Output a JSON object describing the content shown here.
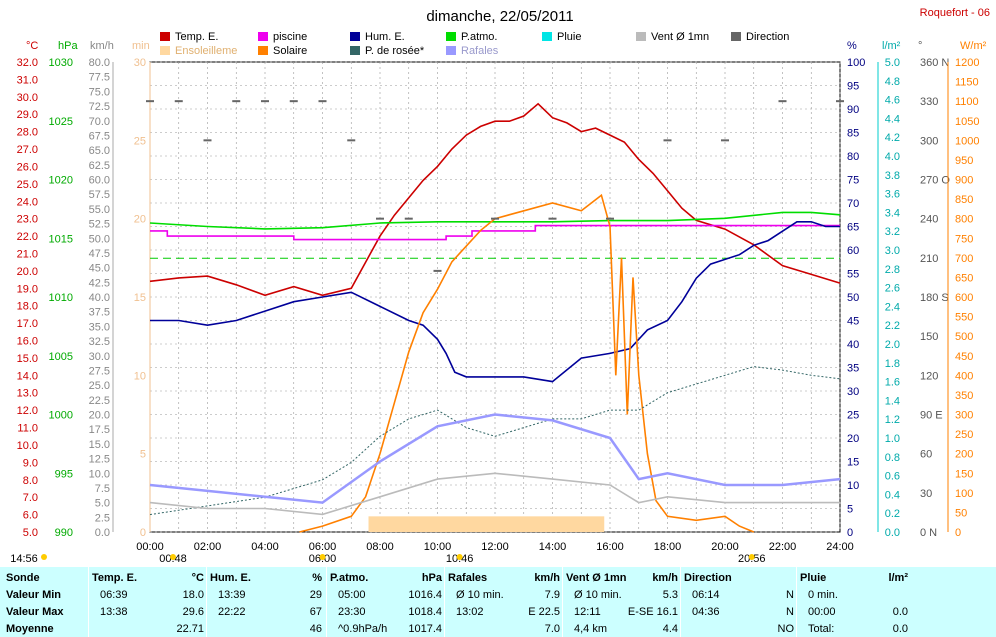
{
  "header": {
    "title": "dimanche, 22/05/2011",
    "station": "Roquefort - 06"
  },
  "axes": {
    "temp": {
      "unit": "°C",
      "min": 5,
      "max": 32,
      "step": 1,
      "color": "#cc0000"
    },
    "hpa": {
      "unit": "hPa",
      "min": 990,
      "max": 1030,
      "step": 5,
      "color": "#00aa00"
    },
    "kmh": {
      "unit": "km/h",
      "min": 0,
      "max": 80,
      "step": 2.5,
      "color": "#888888"
    },
    "min": {
      "unit": "min",
      "min": 0,
      "max": 30,
      "step": 5,
      "color": "#f0c090"
    },
    "pct": {
      "unit": "%",
      "min": 0,
      "max": 100,
      "step": 5,
      "color": "#000080"
    },
    "lm2": {
      "unit": "l/m²",
      "min": 0,
      "max": 5,
      "step": 0.2,
      "color": "#00aaaa"
    },
    "deg": {
      "unit": "°",
      "min": 0,
      "max": 360,
      "step": 30,
      "color": "#555555",
      "labels": [
        "0 N",
        "30",
        "60",
        "90 E",
        "120",
        "150",
        "180 S",
        "210",
        "240",
        "270 O",
        "300",
        "330",
        "360 N"
      ]
    },
    "wm2": {
      "unit": "W/m²",
      "min": 0,
      "max": 1200,
      "step": 50,
      "color": "#ff8000"
    },
    "time": {
      "labels": [
        "00:00",
        "02:00",
        "04:00",
        "06:00",
        "08:00",
        "10:00",
        "12:00",
        "14:00",
        "16:00",
        "18:00",
        "20:00",
        "22:00",
        "24:00"
      ]
    }
  },
  "time_markers": [
    {
      "label": "14:56",
      "hour": null
    },
    {
      "label": "00:48",
      "hour": 0.8
    },
    {
      "label": "06:00",
      "hour": 6.0
    },
    {
      "label": "10:46",
      "hour": 10.77
    },
    {
      "label": "20:56",
      "hour": 20.93
    }
  ],
  "legend": [
    {
      "label": "Temp. E.",
      "color": "#cc0000"
    },
    {
      "label": "piscine",
      "color": "#ee00ee"
    },
    {
      "label": "Hum. E.",
      "color": "#000099"
    },
    {
      "label": "P.atmo.",
      "color": "#00dd00"
    },
    {
      "label": "Pluie",
      "color": "#00e5e5"
    },
    {
      "label": "Vent Ø 1mn",
      "color": "#bbbbbb"
    },
    {
      "label": "Direction",
      "color": "#666666"
    },
    {
      "label": "Ensoleilleme",
      "color": "#ffd8a0"
    },
    {
      "label": "Solaire",
      "color": "#ff8000"
    },
    {
      "label": "P. de rosée*",
      "color": "#336666"
    },
    {
      "label": "Rafales",
      "color": "#9999ff"
    }
  ],
  "chart_data": {
    "type": "line",
    "x_unit": "hour",
    "xlim": [
      0,
      24
    ],
    "series": [
      {
        "name": "Temp. E.",
        "axis": "temp",
        "color": "#cc0000",
        "points": [
          [
            0,
            19.4
          ],
          [
            1,
            19.6
          ],
          [
            2,
            19.7
          ],
          [
            3,
            19.2
          ],
          [
            4,
            18.6
          ],
          [
            5,
            19.1
          ],
          [
            6,
            18.6
          ],
          [
            7,
            19.0
          ],
          [
            7.5,
            20.5
          ],
          [
            8,
            22.0
          ],
          [
            8.5,
            23.2
          ],
          [
            9,
            24.2
          ],
          [
            9.5,
            25.2
          ],
          [
            10,
            26.0
          ],
          [
            10.5,
            27.0
          ],
          [
            11,
            27.8
          ],
          [
            11.5,
            28.3
          ],
          [
            12,
            28.6
          ],
          [
            12.5,
            28.6
          ],
          [
            13,
            28.9
          ],
          [
            13.5,
            29.6
          ],
          [
            14,
            28.8
          ],
          [
            14.5,
            28.5
          ],
          [
            15,
            28.0
          ],
          [
            15.5,
            28.2
          ],
          [
            16,
            27.8
          ],
          [
            16.5,
            27.4
          ],
          [
            17,
            26.4
          ],
          [
            17.5,
            25.6
          ],
          [
            18,
            24.6
          ],
          [
            18.5,
            23.6
          ],
          [
            19,
            22.9
          ],
          [
            20,
            22.4
          ],
          [
            21,
            21.5
          ],
          [
            22,
            20.3
          ],
          [
            23,
            19.8
          ],
          [
            24,
            19.3
          ]
        ]
      },
      {
        "name": "piscine",
        "axis": "temp",
        "color": "#ee00ee",
        "points": [
          [
            0,
            22.3
          ],
          [
            0.6,
            22.3
          ],
          [
            0.6,
            22.0
          ],
          [
            5,
            22.0
          ],
          [
            5,
            21.8
          ],
          [
            10.3,
            21.8
          ],
          [
            10.3,
            22.0
          ],
          [
            11.2,
            22.0
          ],
          [
            11.2,
            22.3
          ],
          [
            13.4,
            22.3
          ],
          [
            13.4,
            22.6
          ],
          [
            24,
            22.6
          ]
        ]
      },
      {
        "name": "Hum. E.",
        "axis": "pct",
        "color": "#000099",
        "points": [
          [
            0,
            45
          ],
          [
            1,
            45
          ],
          [
            2,
            44
          ],
          [
            3,
            45
          ],
          [
            4,
            47
          ],
          [
            5,
            49
          ],
          [
            6,
            50
          ],
          [
            7,
            51
          ],
          [
            8,
            48
          ],
          [
            9,
            45
          ],
          [
            9.5,
            44
          ],
          [
            10,
            41
          ],
          [
            10.3,
            38
          ],
          [
            10.6,
            34
          ],
          [
            11,
            33
          ],
          [
            12,
            33
          ],
          [
            13,
            33
          ],
          [
            14,
            32
          ],
          [
            15,
            37
          ],
          [
            16,
            38
          ],
          [
            16.7,
            39
          ],
          [
            17.3,
            43
          ],
          [
            18,
            45
          ],
          [
            18.5,
            49
          ],
          [
            19,
            54
          ],
          [
            19.5,
            57
          ],
          [
            20,
            58
          ],
          [
            20.5,
            59
          ],
          [
            21,
            61
          ],
          [
            21.5,
            62
          ],
          [
            22,
            64
          ],
          [
            22.5,
            66
          ],
          [
            23,
            66
          ],
          [
            23.5,
            65
          ],
          [
            24,
            65
          ]
        ]
      },
      {
        "name": "P.atmo.",
        "axis": "hpa",
        "color": "#00dd00",
        "points": [
          [
            0,
            1016.3
          ],
          [
            2,
            1016.0
          ],
          [
            4,
            1015.8
          ],
          [
            6,
            1015.9
          ],
          [
            8,
            1016.3
          ],
          [
            10,
            1016.4
          ],
          [
            12,
            1016.4
          ],
          [
            14,
            1016.4
          ],
          [
            16,
            1016.5
          ],
          [
            18,
            1016.5
          ],
          [
            20,
            1016.7
          ],
          [
            22,
            1017.2
          ],
          [
            23,
            1017.2
          ],
          [
            24,
            1017.0
          ]
        ]
      },
      {
        "name": "Solaire",
        "axis": "wm2",
        "color": "#ff8000",
        "points": [
          [
            5.2,
            0
          ],
          [
            6,
            15
          ],
          [
            7,
            40
          ],
          [
            7.5,
            90
          ],
          [
            8,
            200
          ],
          [
            8.5,
            330
          ],
          [
            9,
            460
          ],
          [
            9.5,
            560
          ],
          [
            10,
            620
          ],
          [
            10.5,
            690
          ],
          [
            11,
            730
          ],
          [
            11.5,
            770
          ],
          [
            12,
            800
          ],
          [
            13,
            820
          ],
          [
            14,
            840
          ],
          [
            15,
            820
          ],
          [
            15.7,
            860
          ],
          [
            16,
            780
          ],
          [
            16.2,
            400
          ],
          [
            16.4,
            700
          ],
          [
            16.6,
            300
          ],
          [
            16.8,
            650
          ],
          [
            17,
            400
          ],
          [
            17.3,
            200
          ],
          [
            17.6,
            80
          ],
          [
            18,
            40
          ],
          [
            19,
            30
          ],
          [
            20,
            40
          ],
          [
            20.5,
            15
          ],
          [
            21,
            0
          ]
        ]
      },
      {
        "name": "P. de rosée*",
        "axis": "temp",
        "color": "#336666",
        "points": [
          [
            0,
            6.0
          ],
          [
            2,
            6.5
          ],
          [
            4,
            7.0
          ],
          [
            6,
            8.0
          ],
          [
            7,
            9.0
          ],
          [
            8,
            10.5
          ],
          [
            9,
            11.5
          ],
          [
            10,
            12.0
          ],
          [
            11,
            11.0
          ],
          [
            12,
            10.5
          ],
          [
            13,
            11.0
          ],
          [
            14,
            11.5
          ],
          [
            15,
            11.5
          ],
          [
            16,
            12.0
          ],
          [
            17,
            12.0
          ],
          [
            18,
            13.0
          ],
          [
            19,
            13.5
          ],
          [
            20,
            14.0
          ],
          [
            21,
            14.5
          ],
          [
            22,
            14.3
          ],
          [
            23,
            14.0
          ],
          [
            24,
            13.8
          ]
        ]
      },
      {
        "name": "Vent Ø 1mn",
        "axis": "kmh",
        "color": "#bbbbbb",
        "points": [
          [
            0,
            5
          ],
          [
            2,
            4
          ],
          [
            4,
            4
          ],
          [
            6,
            3
          ],
          [
            8,
            6
          ],
          [
            10,
            9
          ],
          [
            12,
            10
          ],
          [
            14,
            9
          ],
          [
            16,
            8
          ],
          [
            17,
            5
          ],
          [
            18,
            6
          ],
          [
            20,
            5
          ],
          [
            22,
            5
          ],
          [
            24,
            5
          ]
        ]
      },
      {
        "name": "Rafales",
        "axis": "kmh",
        "color": "#9999ff",
        "points": [
          [
            0,
            8
          ],
          [
            2,
            7
          ],
          [
            4,
            6
          ],
          [
            6,
            5
          ],
          [
            8,
            12
          ],
          [
            10,
            18
          ],
          [
            12,
            20
          ],
          [
            14,
            19
          ],
          [
            16,
            16
          ],
          [
            17,
            9
          ],
          [
            18,
            10
          ],
          [
            20,
            8
          ],
          [
            22,
            8
          ],
          [
            24,
            9
          ]
        ]
      },
      {
        "name": "Ensoleilleme",
        "axis": "min",
        "color": "#ffd8a0",
        "points": [
          [
            7.6,
            1
          ],
          [
            15.8,
            1
          ]
        ]
      }
    ],
    "direction_points": [
      [
        0,
        330
      ],
      [
        1,
        330
      ],
      [
        2,
        300
      ],
      [
        3,
        330
      ],
      [
        4,
        330
      ],
      [
        5,
        330
      ],
      [
        6,
        330
      ],
      [
        7,
        300
      ],
      [
        8,
        240
      ],
      [
        9,
        240
      ],
      [
        10,
        200
      ],
      [
        12,
        240
      ],
      [
        14,
        240
      ],
      [
        16,
        240
      ],
      [
        18,
        300
      ],
      [
        20,
        300
      ],
      [
        22,
        330
      ],
      [
        24,
        330
      ]
    ]
  },
  "summary": {
    "columns": [
      {
        "header": "Sonde",
        "unit": "",
        "rows": [
          "Valeur Min",
          "Valeur Max",
          "Moyenne"
        ]
      },
      {
        "header": "Temp. E.",
        "unit": "°C",
        "cells": [
          [
            "06:39",
            "18.0"
          ],
          [
            "13:38",
            "29.6"
          ],
          [
            "",
            "22.71"
          ]
        ]
      },
      {
        "header": "Hum. E.",
        "unit": "%",
        "cells": [
          [
            "13:39",
            "29"
          ],
          [
            "22:22",
            "67"
          ],
          [
            "",
            "46"
          ]
        ]
      },
      {
        "header": "P.atmo.",
        "unit": "hPa",
        "cells": [
          [
            "05:00",
            "1016.4"
          ],
          [
            "23:30",
            "1018.4"
          ],
          [
            "^0.9hPa/h",
            "1017.4"
          ]
        ]
      },
      {
        "header": "Rafales",
        "unit": "km/h",
        "cells": [
          [
            "Ø 10 min.",
            "7.9"
          ],
          [
            "13:02",
            "E 22.5"
          ],
          [
            "",
            "7.0"
          ]
        ]
      },
      {
        "header": "Vent Ø 1mn",
        "unit": "km/h",
        "cells": [
          [
            "Ø 10 min.",
            "5.3"
          ],
          [
            "12:11",
            "E-SE 16.1"
          ],
          [
            "4,4 km",
            "4.4"
          ]
        ]
      },
      {
        "header": "Direction",
        "unit": "",
        "cells": [
          [
            "06:14",
            "N"
          ],
          [
            "04:36",
            "N"
          ],
          [
            "",
            "NO"
          ]
        ]
      },
      {
        "header": "Pluie",
        "unit": "l/m²",
        "cells": [
          [
            "0 min.",
            ""
          ],
          [
            "00:00",
            "0.0"
          ],
          [
            "Total:",
            "0.0"
          ]
        ]
      }
    ]
  }
}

====

— What you will do —
From the data, list each line in which the string "atmo" appears.

— Answer to this exercise —
      "label": "P.atmo.",
        "name": "P.atmo.",
        "header": "P.atmo.",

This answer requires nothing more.